**** Records provided
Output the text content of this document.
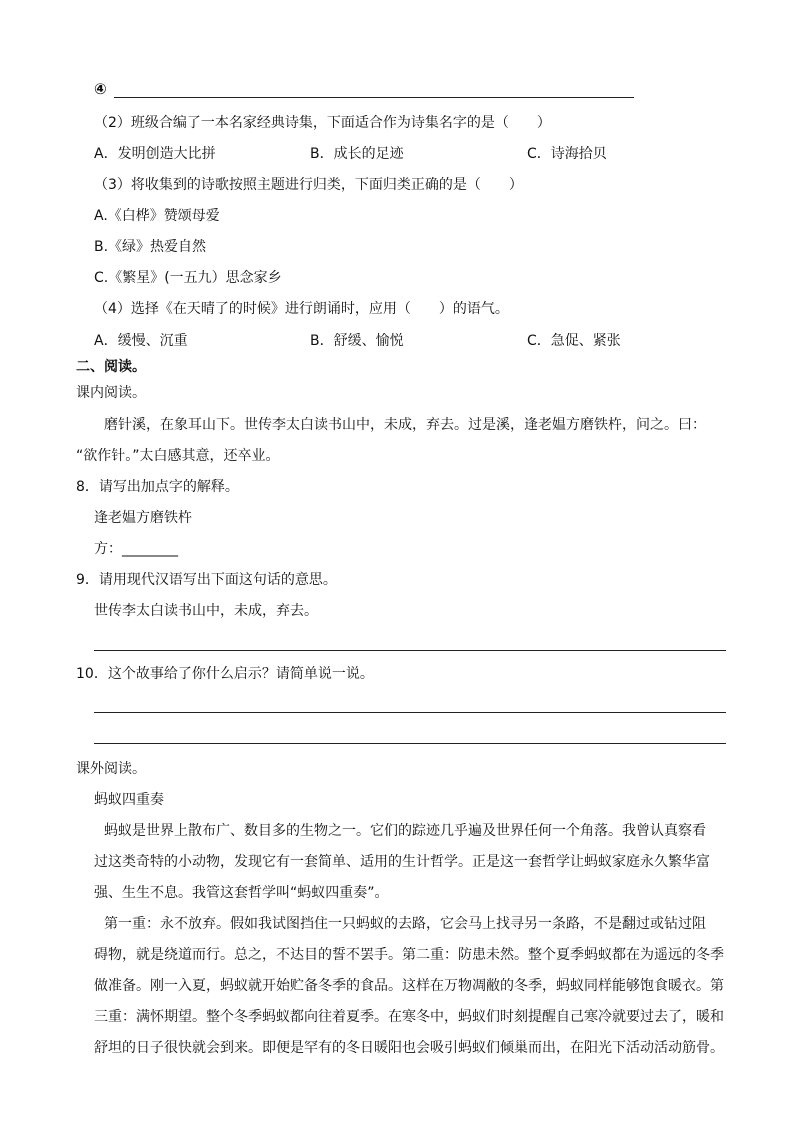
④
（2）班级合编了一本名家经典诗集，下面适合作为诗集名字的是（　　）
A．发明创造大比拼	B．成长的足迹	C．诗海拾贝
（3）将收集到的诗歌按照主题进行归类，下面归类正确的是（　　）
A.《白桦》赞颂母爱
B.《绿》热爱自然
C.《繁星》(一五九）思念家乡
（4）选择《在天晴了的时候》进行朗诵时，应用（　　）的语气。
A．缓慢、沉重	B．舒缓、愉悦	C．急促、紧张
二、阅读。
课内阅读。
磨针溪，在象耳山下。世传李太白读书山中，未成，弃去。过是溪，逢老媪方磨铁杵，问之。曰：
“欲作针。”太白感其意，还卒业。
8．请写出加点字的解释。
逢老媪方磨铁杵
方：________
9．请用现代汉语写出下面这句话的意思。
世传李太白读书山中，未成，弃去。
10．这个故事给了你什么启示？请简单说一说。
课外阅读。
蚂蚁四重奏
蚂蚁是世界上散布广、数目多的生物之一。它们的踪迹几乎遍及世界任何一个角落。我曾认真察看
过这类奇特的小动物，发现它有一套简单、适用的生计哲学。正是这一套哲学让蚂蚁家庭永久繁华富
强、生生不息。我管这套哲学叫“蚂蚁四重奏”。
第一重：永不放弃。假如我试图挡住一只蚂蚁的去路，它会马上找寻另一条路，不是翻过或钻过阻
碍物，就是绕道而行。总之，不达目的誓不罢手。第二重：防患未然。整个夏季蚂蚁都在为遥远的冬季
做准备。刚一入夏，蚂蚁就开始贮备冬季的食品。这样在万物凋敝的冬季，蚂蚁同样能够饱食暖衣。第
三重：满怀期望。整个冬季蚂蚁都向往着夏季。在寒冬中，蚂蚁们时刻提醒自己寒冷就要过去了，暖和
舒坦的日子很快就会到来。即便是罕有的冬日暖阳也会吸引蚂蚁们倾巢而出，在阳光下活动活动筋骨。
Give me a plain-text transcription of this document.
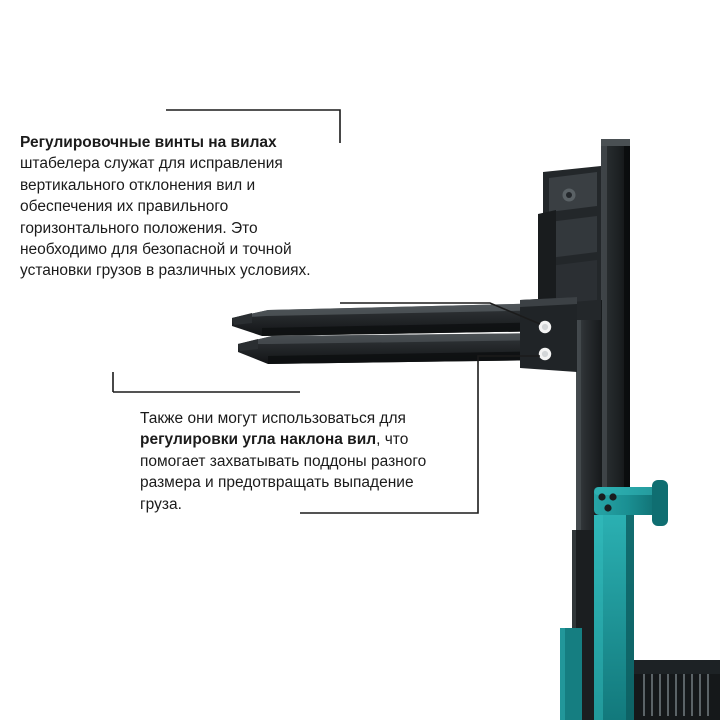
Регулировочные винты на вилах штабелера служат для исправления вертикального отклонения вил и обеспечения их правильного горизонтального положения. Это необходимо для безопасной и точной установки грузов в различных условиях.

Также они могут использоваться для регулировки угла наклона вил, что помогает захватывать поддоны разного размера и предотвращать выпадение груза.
********
[Request] Lines holding the word "this" should be counted across the entries; state only how many there are.

[Written answer] 2